- The request
Write the data out again exactly, with no pictures.
──────── Information given
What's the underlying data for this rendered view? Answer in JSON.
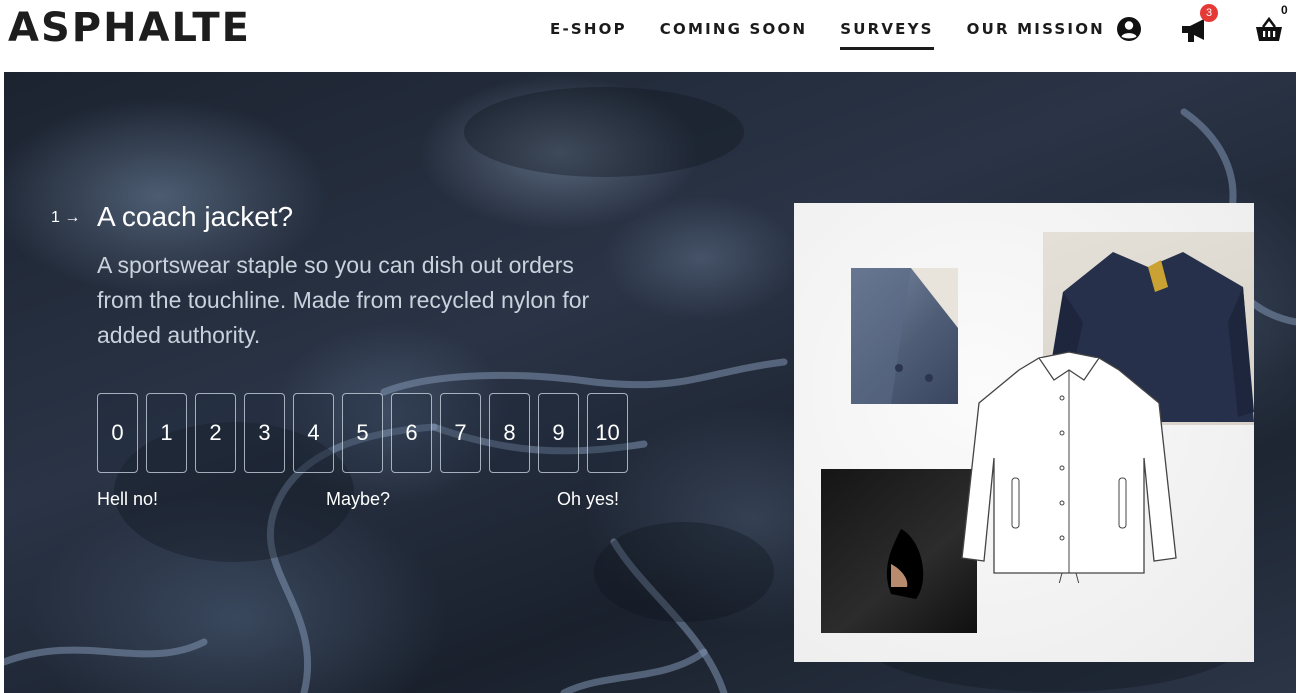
{
  "header": {
    "logo": "ASPHALTE",
    "nav": [
      {
        "label": "E-SHOP",
        "active": false
      },
      {
        "label": "COMING SOON",
        "active": false
      },
      {
        "label": "SURVEYS",
        "active": true
      },
      {
        "label": "OUR MISSION",
        "active": false
      }
    ],
    "icons": {
      "account": "account-icon",
      "megaphone": "megaphone-icon",
      "cart": "basket-icon"
    },
    "notification_count": "3",
    "cart_count": "0"
  },
  "survey": {
    "question_number": "1",
    "question_arrow": "→",
    "title": "A coach jacket?",
    "description": "A sportswear staple so you can dish out orders from the touchline. Made from recycled nylon for added authority.",
    "scale": [
      "0",
      "1",
      "2",
      "3",
      "4",
      "5",
      "6",
      "7",
      "8",
      "9",
      "10"
    ],
    "label_low": "Hell no!",
    "label_mid": "Maybe?",
    "label_high": "Oh yes!"
  },
  "colors": {
    "accent": "#1b1b1b",
    "badge": "#e53935",
    "hero_dark": "#1c2330",
    "text_on_hero": "#ffffff"
  }
}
────────────────
- Completed task
What's the underlying data for this rendered view? Answer in JSON.
{
  "header": {
    "logo": "ASPHALTE",
    "nav": [
      {
        "label": "E-SHOP",
        "active": false
      },
      {
        "label": "COMING SOON",
        "active": false
      },
      {
        "label": "SURVEYS",
        "active": true
      },
      {
        "label": "OUR MISSION",
        "active": false
      }
    ],
    "icons": {
      "account": "account-icon",
      "megaphone": "megaphone-icon",
      "cart": "basket-icon"
    },
    "notification_count": "3",
    "cart_count": "0"
  },
  "survey": {
    "question_number": "1",
    "question_arrow": "→",
    "title": "A coach jacket?",
    "description": "A sportswear staple so you can dish out orders from the touchline. Made from recycled nylon for added authority.",
    "scale": [
      "0",
      "1",
      "2",
      "3",
      "4",
      "5",
      "6",
      "7",
      "8",
      "9",
      "10"
    ],
    "label_low": "Hell no!",
    "label_mid": "Maybe?",
    "label_high": "Oh yes!"
  },
  "colors": {
    "accent": "#1b1b1b",
    "badge": "#e53935",
    "hero_dark": "#1c2330",
    "text_on_hero": "#ffffff"
  }
}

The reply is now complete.